Return the records, each one exactly as written.

### [Data for this exercise]
□ □ □ □ □ □ □

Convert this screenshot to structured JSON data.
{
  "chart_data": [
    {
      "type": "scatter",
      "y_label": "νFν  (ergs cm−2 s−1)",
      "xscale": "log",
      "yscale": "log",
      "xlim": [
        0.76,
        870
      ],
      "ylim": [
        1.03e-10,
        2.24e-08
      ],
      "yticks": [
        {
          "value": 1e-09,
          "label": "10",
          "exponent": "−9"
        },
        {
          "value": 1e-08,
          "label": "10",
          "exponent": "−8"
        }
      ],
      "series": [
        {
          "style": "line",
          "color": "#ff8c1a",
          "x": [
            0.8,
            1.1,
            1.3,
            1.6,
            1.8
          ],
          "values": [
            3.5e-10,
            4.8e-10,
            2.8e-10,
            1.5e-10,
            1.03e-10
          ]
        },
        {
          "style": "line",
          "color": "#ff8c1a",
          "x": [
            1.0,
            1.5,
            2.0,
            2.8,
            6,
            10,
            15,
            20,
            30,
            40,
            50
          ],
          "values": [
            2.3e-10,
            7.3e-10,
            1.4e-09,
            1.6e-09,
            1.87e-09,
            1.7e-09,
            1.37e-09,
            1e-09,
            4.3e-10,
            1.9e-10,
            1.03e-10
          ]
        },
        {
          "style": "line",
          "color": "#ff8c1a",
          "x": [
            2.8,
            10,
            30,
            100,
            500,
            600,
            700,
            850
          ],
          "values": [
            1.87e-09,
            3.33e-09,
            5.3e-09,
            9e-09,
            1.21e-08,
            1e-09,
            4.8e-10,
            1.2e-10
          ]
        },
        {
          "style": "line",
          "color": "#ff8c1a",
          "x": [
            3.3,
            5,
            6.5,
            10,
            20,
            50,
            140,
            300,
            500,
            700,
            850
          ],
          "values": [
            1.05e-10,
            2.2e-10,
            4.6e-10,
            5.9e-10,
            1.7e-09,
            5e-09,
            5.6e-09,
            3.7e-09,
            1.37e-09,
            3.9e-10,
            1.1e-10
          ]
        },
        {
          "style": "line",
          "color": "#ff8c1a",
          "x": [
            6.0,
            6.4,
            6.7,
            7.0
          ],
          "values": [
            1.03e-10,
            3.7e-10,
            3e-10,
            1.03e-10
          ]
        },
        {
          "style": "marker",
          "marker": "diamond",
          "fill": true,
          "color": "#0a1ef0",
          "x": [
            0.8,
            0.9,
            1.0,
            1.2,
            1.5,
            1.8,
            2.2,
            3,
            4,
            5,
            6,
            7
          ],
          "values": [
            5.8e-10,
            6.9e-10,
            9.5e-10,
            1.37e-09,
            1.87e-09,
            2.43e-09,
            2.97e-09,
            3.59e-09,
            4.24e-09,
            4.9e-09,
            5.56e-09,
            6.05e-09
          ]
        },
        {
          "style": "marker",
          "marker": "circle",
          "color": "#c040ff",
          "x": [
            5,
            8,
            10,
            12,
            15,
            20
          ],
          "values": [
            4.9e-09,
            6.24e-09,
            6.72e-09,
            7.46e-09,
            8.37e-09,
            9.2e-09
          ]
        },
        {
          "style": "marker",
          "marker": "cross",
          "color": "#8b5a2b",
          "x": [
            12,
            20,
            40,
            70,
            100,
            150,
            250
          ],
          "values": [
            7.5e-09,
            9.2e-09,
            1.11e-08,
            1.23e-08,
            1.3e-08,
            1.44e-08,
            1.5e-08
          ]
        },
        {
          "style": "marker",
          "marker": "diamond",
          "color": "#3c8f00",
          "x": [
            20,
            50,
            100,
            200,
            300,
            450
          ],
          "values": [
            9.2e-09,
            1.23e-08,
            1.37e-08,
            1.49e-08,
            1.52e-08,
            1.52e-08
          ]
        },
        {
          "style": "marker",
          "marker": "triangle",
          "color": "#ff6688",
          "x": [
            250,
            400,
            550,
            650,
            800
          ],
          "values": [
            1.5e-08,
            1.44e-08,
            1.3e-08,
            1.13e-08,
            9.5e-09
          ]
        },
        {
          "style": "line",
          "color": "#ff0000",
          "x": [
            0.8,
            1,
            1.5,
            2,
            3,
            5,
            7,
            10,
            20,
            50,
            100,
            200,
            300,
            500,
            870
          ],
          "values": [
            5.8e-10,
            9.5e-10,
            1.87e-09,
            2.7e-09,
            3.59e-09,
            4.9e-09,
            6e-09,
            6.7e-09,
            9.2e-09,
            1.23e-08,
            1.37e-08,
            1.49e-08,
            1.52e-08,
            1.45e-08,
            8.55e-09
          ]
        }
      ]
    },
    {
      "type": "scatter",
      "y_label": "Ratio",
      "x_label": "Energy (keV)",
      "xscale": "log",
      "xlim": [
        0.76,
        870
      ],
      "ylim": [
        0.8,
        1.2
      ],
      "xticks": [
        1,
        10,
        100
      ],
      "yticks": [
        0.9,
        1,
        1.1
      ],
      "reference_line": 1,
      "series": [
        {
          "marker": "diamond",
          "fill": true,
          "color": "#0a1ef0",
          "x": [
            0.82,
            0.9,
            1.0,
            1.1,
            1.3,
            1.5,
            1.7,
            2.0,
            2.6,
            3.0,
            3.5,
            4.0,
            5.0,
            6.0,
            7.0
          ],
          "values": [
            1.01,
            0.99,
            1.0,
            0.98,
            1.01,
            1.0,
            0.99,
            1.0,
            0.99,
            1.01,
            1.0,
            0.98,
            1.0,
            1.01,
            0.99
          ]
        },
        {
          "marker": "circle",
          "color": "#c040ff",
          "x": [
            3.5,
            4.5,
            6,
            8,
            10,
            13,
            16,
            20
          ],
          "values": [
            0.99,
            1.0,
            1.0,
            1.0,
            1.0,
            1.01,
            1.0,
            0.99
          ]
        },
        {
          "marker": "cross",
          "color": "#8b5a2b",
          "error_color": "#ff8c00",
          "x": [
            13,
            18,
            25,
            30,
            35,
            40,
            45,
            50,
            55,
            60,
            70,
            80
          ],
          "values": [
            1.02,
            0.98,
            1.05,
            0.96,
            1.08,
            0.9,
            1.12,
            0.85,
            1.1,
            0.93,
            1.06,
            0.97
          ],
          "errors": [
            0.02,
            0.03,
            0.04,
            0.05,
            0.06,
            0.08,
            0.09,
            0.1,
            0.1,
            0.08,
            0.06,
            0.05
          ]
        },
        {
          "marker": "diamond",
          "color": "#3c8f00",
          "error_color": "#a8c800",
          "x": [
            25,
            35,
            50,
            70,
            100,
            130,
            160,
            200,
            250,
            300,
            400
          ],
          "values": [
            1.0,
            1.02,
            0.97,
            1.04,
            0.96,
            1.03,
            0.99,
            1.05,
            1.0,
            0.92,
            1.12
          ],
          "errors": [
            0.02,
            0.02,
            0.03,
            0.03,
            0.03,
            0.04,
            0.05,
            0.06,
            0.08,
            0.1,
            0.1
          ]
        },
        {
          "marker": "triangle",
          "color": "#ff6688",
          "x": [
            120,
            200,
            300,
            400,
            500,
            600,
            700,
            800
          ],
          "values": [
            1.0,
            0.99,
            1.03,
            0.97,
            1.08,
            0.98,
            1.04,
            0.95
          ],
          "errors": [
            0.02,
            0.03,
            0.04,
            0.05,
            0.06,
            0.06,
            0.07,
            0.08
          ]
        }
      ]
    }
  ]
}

□ □ □ □ □ □ □

### [Correct output]
Convert this screenshot to structured JSON data.
{
  "chart_data": [
    {
      "type": "scatter",
      "y_label": "νFν  (ergs cm−2 s−1)",
      "xscale": "log",
      "yscale": "log",
      "xlim": [
        0.76,
        870
      ],
      "ylim": [
        1.03e-10,
        2.24e-08
      ],
      "yticks": [
        {
          "value": 1e-09,
          "label": "10",
          "exponent": "−9"
        },
        {
          "value": 1e-08,
          "label": "10",
          "exponent": "−8"
        }
      ],
      "series": [
        {
          "style": "line",
          "color": "#ff8c1a",
          "x": [
            0.8,
            1.1,
            1.3,
            1.6,
            1.8
          ],
          "values": [
            3.5e-10,
            4.8e-10,
            2.8e-10,
            1.5e-10,
            1.03e-10
          ]
        },
        {
          "style": "line",
          "color": "#ff8c1a",
          "x": [
            1.0,
            1.5,
            2.0,
            2.8,
            6,
            10,
            15,
            20,
            30,
            40,
            50
          ],
          "values": [
            2.3e-10,
            7.3e-10,
            1.4e-09,
            1.6e-09,
            1.87e-09,
            1.7e-09,
            1.37e-09,
            1e-09,
            4.3e-10,
            1.9e-10,
            1.03e-10
          ]
        },
        {
          "style": "line",
          "color": "#ff8c1a",
          "x": [
            2.8,
            10,
            30,
            100,
            500,
            600,
            700,
            850
          ],
          "values": [
            1.87e-09,
            3.33e-09,
            5.3e-09,
            9e-09,
            1.21e-08,
            1e-09,
            4.8e-10,
            1.2e-10
          ]
        },
        {
          "style": "line",
          "color": "#ff8c1a",
          "x": [
            3.3,
            5,
            6.5,
            10,
            20,
            50,
            140,
            300,
            500,
            700,
            850
          ],
          "values": [
            1.05e-10,
            2.2e-10,
            4.6e-10,
            5.9e-10,
            1.7e-09,
            5e-09,
            5.6e-09,
            3.7e-09,
            1.37e-09,
            3.9e-10,
            1.1e-10
          ]
        },
        {
          "style": "line",
          "color": "#ff8c1a",
          "x": [
            6.0,
            6.4,
            6.7,
            7.0
          ],
          "values": [
            1.03e-10,
            3.7e-10,
            3e-10,
            1.03e-10
          ]
        },
        {
          "style": "marker",
          "marker": "diamond",
          "fill": true,
          "color": "#0a1ef0",
          "x": [
            0.8,
            0.9,
            1.0,
            1.2,
            1.5,
            1.8,
            2.2,
            3,
            4,
            5,
            6,
            7
          ],
          "values": [
            5.8e-10,
            6.9e-10,
            9.5e-10,
            1.37e-09,
            1.87e-09,
            2.43e-09,
            2.97e-09,
            3.59e-09,
            4.24e-09,
            4.9e-09,
            5.56e-09,
            6.05e-09
          ]
        },
        {
          "style": "marker",
          "marker": "circle",
          "color": "#c040ff",
          "x": [
            5,
            8,
            10,
            12,
            15,
            20
          ],
          "values": [
            4.9e-09,
            6.24e-09,
            6.72e-09,
            7.46e-09,
            8.37e-09,
            9.2e-09
          ]
        },
        {
          "style": "marker",
          "marker": "cross",
          "color": "#8b5a2b",
          "x": [
            12,
            20,
            40,
            70,
            100,
            150,
            250
          ],
          "values": [
            7.5e-09,
            9.2e-09,
            1.11e-08,
            1.23e-08,
            1.3e-08,
            1.44e-08,
            1.5e-08
          ]
        },
        {
          "style": "marker",
          "marker": "diamond",
          "color": "#3c8f00",
          "x": [
            20,
            50,
            100,
            200,
            300,
            450
          ],
          "values": [
            9.2e-09,
            1.23e-08,
            1.37e-08,
            1.49e-08,
            1.52e-08,
            1.52e-08
          ]
        },
        {
          "style": "marker",
          "marker": "triangle",
          "color": "#ff6688",
          "x": [
            250,
            400,
            550,
            650,
            800
          ],
          "values": [
            1.5e-08,
            1.44e-08,
            1.3e-08,
            1.13e-08,
            9.5e-09
          ]
        },
        {
          "style": "line",
          "color": "#ff0000",
          "x": [
            0.8,
            1,
            1.5,
            2,
            3,
            5,
            7,
            10,
            20,
            50,
            100,
            200,
            300,
            500,
            870
          ],
          "values": [
            5.8e-10,
            9.5e-10,
            1.87e-09,
            2.7e-09,
            3.59e-09,
            4.9e-09,
            6e-09,
            6.7e-09,
            9.2e-09,
            1.23e-08,
            1.37e-08,
            1.49e-08,
            1.52e-08,
            1.45e-08,
            8.55e-09
          ]
        }
      ]
    },
    {
      "type": "scatter",
      "y_label": "Ratio",
      "x_label": "Energy (keV)",
      "xscale": "log",
      "xlim": [
        0.76,
        870
      ],
      "ylim": [
        0.8,
        1.2
      ],
      "xticks": [
        1,
        10,
        100
      ],
      "yticks": [
        0.9,
        1,
        1.1
      ],
      "reference_line": 1,
      "series": [
        {
          "marker": "diamond",
          "fill": true,
          "color": "#0a1ef0",
          "x": [
            0.82,
            0.9,
            1.0,
            1.1,
            1.3,
            1.5,
            1.7,
            2.0,
            2.6,
            3.0,
            3.5,
            4.0,
            5.0,
            6.0,
            7.0
          ],
          "values": [
            1.01,
            0.99,
            1.0,
            0.98,
            1.01,
            1.0,
            0.99,
            1.0,
            0.99,
            1.01,
            1.0,
            0.98,
            1.0,
            1.01,
            0.99
          ]
        },
        {
          "marker": "circle",
          "color": "#c040ff",
          "x": [
            3.5,
            4.5,
            6,
            8,
            10,
            13,
            16,
            20
          ],
          "values": [
            0.99,
            1.0,
            1.0,
            1.0,
            1.0,
            1.01,
            1.0,
            0.99
          ]
        },
        {
          "marker": "cross",
          "color": "#8b5a2b",
          "error_color": "#ff8c00",
          "x": [
            13,
            18,
            25,
            30,
            35,
            40,
            45,
            50,
            55,
            60,
            70,
            80
          ],
          "values": [
            1.02,
            0.98,
            1.05,
            0.96,
            1.08,
            0.9,
            1.12,
            0.85,
            1.1,
            0.93,
            1.06,
            0.97
          ],
          "errors": [
            0.02,
            0.03,
            0.04,
            0.05,
            0.06,
            0.08,
            0.09,
            0.1,
            0.1,
            0.08,
            0.06,
            0.05
          ]
        },
        {
          "marker": "diamond",
          "color": "#3c8f00",
          "error_color": "#a8c800",
          "x": [
            25,
            35,
            50,
            70,
            100,
            130,
            160,
            200,
            250,
            300,
            400
          ],
          "values": [
            1.0,
            1.02,
            0.97,
            1.04,
            0.96,
            1.03,
            0.99,
            1.05,
            1.0,
            0.92,
            1.12
          ],
          "errors": [
            0.02,
            0.02,
            0.03,
            0.03,
            0.03,
            0.04,
            0.05,
            0.06,
            0.08,
            0.1,
            0.1
          ]
        },
        {
          "marker": "triangle",
          "color": "#ff6688",
          "x": [
            120,
            200,
            300,
            400,
            500,
            600,
            700,
            800
          ],
          "values": [
            1.0,
            0.99,
            1.03,
            0.97,
            1.08,
            0.98,
            1.04,
            0.95
          ],
          "errors": [
            0.02,
            0.03,
            0.04,
            0.05,
            0.06,
            0.06,
            0.07,
            0.08
          ]
        }
      ]
    }
  ]
}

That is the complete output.